Wherever the word "text" shows up in a line, please copy that line.
BEGIN Exercise inputs
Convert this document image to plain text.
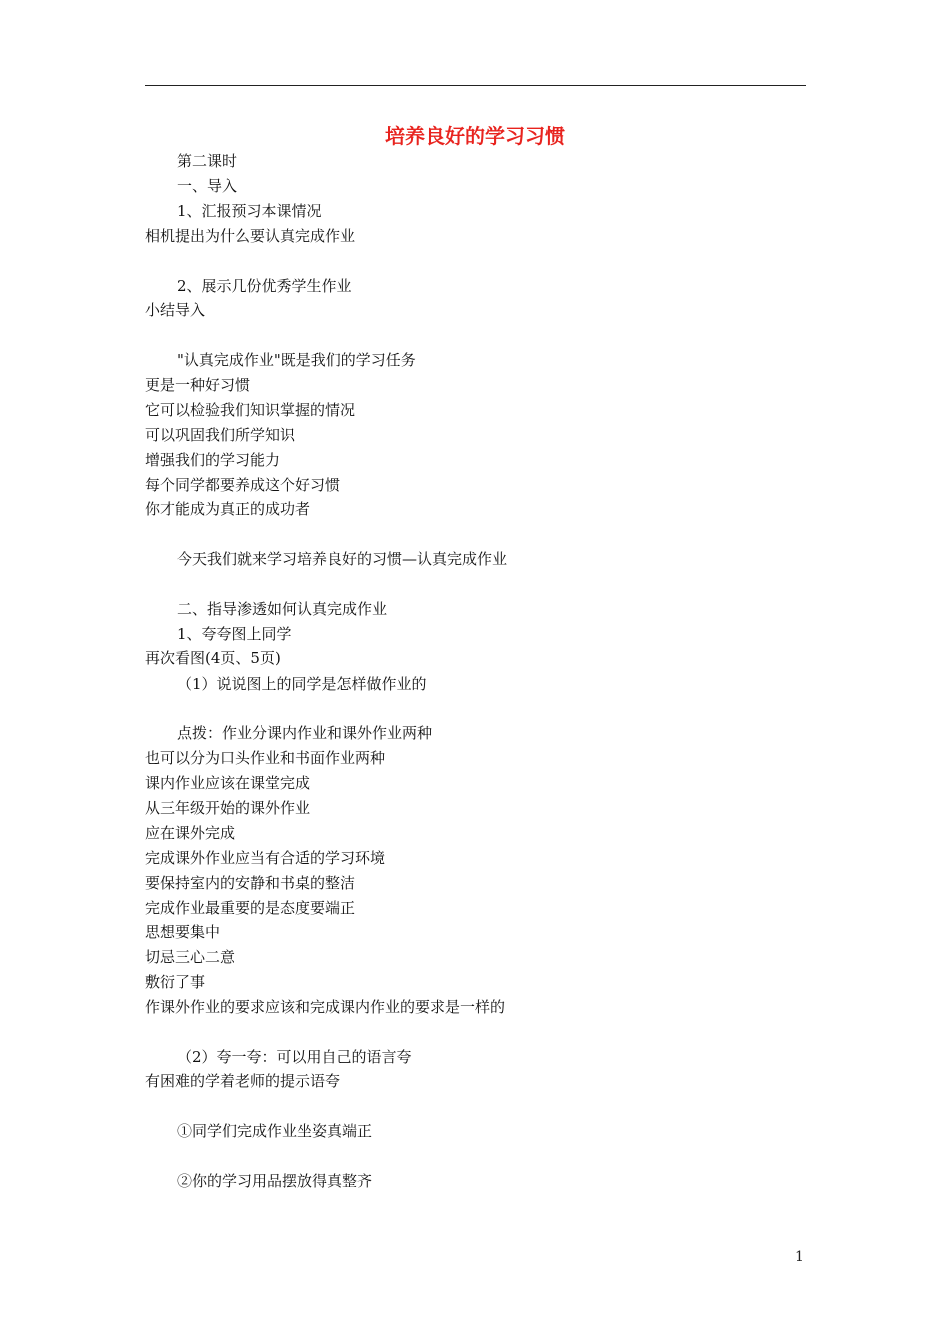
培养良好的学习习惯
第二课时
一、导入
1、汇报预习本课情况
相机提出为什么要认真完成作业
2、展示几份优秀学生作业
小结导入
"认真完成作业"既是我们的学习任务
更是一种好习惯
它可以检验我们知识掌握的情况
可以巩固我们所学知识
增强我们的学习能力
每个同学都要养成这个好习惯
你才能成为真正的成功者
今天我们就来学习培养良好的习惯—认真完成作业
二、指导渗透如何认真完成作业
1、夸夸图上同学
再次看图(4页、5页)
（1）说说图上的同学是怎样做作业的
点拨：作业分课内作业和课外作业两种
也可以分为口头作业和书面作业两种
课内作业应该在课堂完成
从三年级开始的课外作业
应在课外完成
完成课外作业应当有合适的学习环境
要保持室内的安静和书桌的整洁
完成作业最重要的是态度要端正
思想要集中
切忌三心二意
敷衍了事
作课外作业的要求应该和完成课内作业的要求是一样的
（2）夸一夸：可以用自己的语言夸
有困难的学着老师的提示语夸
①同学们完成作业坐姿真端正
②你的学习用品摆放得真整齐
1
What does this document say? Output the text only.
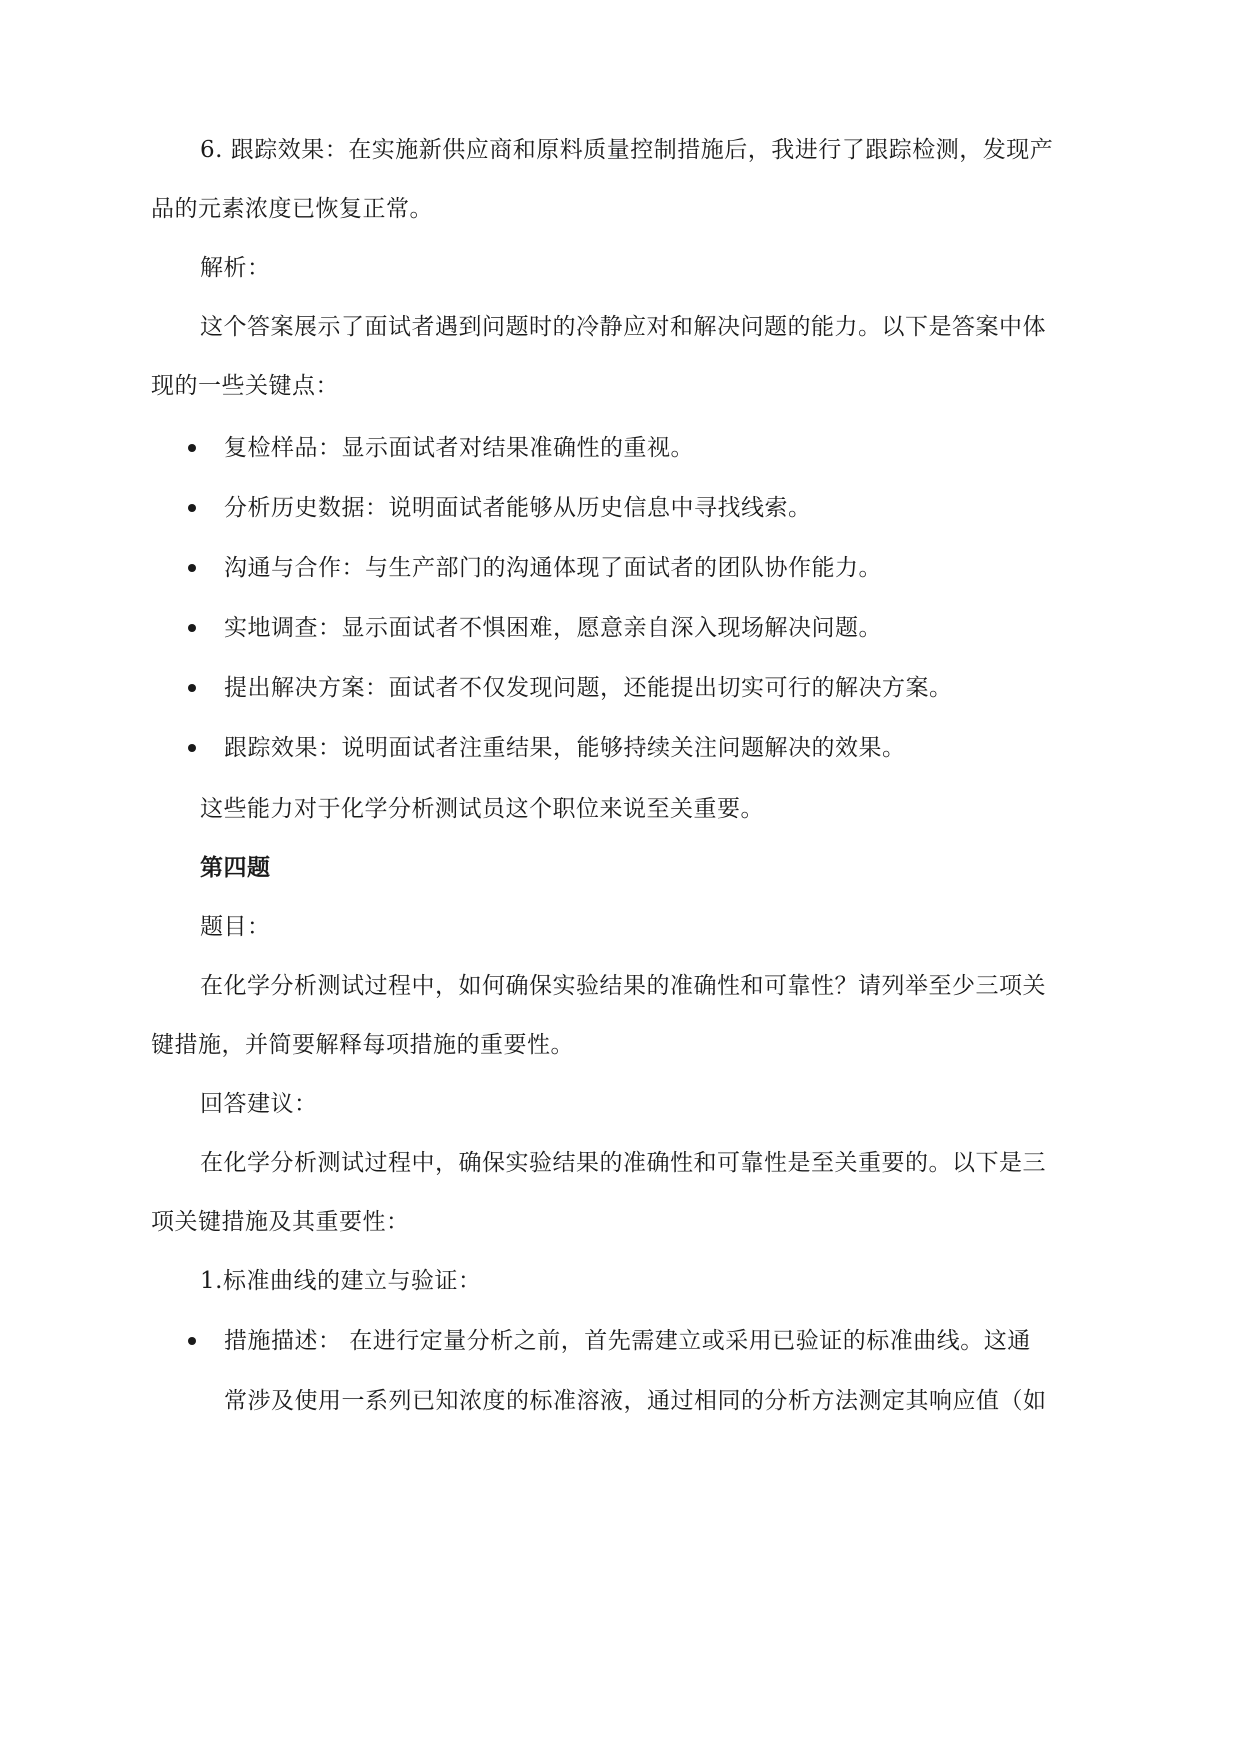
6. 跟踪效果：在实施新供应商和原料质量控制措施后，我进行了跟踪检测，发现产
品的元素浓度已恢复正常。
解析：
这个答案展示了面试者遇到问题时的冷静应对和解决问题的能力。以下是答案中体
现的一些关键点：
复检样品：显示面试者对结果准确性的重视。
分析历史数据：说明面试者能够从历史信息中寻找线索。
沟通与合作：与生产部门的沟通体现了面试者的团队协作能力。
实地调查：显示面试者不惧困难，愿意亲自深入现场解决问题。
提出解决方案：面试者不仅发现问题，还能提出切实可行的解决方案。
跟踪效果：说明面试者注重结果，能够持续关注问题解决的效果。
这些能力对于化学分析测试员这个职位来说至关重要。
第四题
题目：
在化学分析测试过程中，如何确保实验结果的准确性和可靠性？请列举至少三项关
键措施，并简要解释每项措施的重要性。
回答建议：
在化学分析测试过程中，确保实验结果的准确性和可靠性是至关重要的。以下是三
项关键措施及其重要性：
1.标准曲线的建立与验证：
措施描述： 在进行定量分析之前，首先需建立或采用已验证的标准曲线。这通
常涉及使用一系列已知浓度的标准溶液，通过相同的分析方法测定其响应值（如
END Exercise inputs
BEGIN Exercise inputs
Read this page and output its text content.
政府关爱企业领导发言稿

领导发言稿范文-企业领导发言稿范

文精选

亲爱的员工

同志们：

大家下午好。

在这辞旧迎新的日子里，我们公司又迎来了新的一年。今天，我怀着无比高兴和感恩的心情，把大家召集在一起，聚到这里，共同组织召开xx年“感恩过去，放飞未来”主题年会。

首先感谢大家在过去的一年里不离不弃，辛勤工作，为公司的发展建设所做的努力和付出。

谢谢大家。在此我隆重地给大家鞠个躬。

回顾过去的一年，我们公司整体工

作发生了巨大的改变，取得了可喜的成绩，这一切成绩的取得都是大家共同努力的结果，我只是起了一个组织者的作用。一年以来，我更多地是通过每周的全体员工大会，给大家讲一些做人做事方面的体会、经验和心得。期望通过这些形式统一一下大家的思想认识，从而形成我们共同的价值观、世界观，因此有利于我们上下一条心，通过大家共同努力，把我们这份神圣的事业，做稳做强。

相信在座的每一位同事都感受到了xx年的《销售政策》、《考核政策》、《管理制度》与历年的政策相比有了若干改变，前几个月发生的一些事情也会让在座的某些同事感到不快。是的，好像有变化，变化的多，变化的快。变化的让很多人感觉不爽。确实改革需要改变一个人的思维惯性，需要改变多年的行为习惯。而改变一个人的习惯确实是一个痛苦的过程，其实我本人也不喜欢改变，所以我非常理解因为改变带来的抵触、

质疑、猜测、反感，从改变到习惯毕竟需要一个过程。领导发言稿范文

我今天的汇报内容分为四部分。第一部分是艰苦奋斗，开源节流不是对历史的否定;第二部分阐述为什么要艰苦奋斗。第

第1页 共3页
END Exercise inputs
Solution to this task:
Convert this document image to plain text.
What does this document say? Output the text only.
Read this page and output its text content.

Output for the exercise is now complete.